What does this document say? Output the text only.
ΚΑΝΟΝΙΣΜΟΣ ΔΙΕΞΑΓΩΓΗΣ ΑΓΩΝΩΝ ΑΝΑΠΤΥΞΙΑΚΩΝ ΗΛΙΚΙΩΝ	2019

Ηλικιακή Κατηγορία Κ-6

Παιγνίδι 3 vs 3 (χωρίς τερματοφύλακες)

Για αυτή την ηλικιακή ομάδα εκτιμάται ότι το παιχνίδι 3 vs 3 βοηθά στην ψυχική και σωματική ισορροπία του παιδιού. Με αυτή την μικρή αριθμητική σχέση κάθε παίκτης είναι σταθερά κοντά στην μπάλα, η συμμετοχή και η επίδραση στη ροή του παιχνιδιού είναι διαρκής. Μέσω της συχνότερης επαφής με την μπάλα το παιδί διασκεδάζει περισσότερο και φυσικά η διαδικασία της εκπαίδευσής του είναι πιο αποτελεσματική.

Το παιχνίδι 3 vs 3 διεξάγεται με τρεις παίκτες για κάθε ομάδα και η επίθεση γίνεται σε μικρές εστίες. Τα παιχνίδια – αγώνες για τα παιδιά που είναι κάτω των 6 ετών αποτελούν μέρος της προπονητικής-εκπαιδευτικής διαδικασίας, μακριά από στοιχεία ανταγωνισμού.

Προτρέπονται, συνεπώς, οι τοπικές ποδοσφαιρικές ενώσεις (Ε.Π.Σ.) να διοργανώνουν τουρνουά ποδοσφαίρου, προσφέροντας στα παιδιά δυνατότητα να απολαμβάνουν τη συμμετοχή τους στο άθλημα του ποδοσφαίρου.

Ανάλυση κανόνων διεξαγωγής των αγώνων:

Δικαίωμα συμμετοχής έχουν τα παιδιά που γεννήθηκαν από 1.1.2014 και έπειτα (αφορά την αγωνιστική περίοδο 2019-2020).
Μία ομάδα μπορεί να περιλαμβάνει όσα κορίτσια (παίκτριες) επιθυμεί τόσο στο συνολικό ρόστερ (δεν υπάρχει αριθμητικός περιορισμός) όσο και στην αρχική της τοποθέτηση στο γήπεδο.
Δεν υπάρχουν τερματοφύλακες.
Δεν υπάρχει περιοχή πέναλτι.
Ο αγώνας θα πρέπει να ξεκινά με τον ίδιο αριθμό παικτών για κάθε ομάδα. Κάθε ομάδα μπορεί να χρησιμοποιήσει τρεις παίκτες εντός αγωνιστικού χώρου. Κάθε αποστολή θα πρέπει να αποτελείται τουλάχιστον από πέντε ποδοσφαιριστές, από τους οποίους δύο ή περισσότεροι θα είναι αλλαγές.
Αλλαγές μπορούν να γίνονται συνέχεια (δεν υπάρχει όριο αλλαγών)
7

- - - - -

Write out every line from the entries where "στην" appears.

### [Result below]
Για αυτή την ηλικιακή ομάδα εκτιμάται ότι το παιχνίδι 3 vs 3 βοηθά στην ψυχική και σωματική ισορροπία του παιδιού. Με αυτή την μικρή αριθμητική σχέση κάθε παίκτης είναι σταθερά κοντά στην μπάλα, η συμμετοχή και η επίδραση στη ροή του παιχνιδιού είναι διαρκής. Μέσω της συχνότερης επαφής με την μπάλα το παιδί διασκεδάζει περισσότερο και φυσικά η διαδικασία της εκπαίδευσής του είναι πιο αποτελεσματική.
Μία ομάδα μπορεί να περιλαμβάνει όσα κορίτσια (παίκτριες) επιθυμεί τόσο στο συνολικό ρόστερ (δεν υπάρχει αριθμητικός περιορισμός) όσο και στην αρχική της τοποθέτηση στο γήπεδο.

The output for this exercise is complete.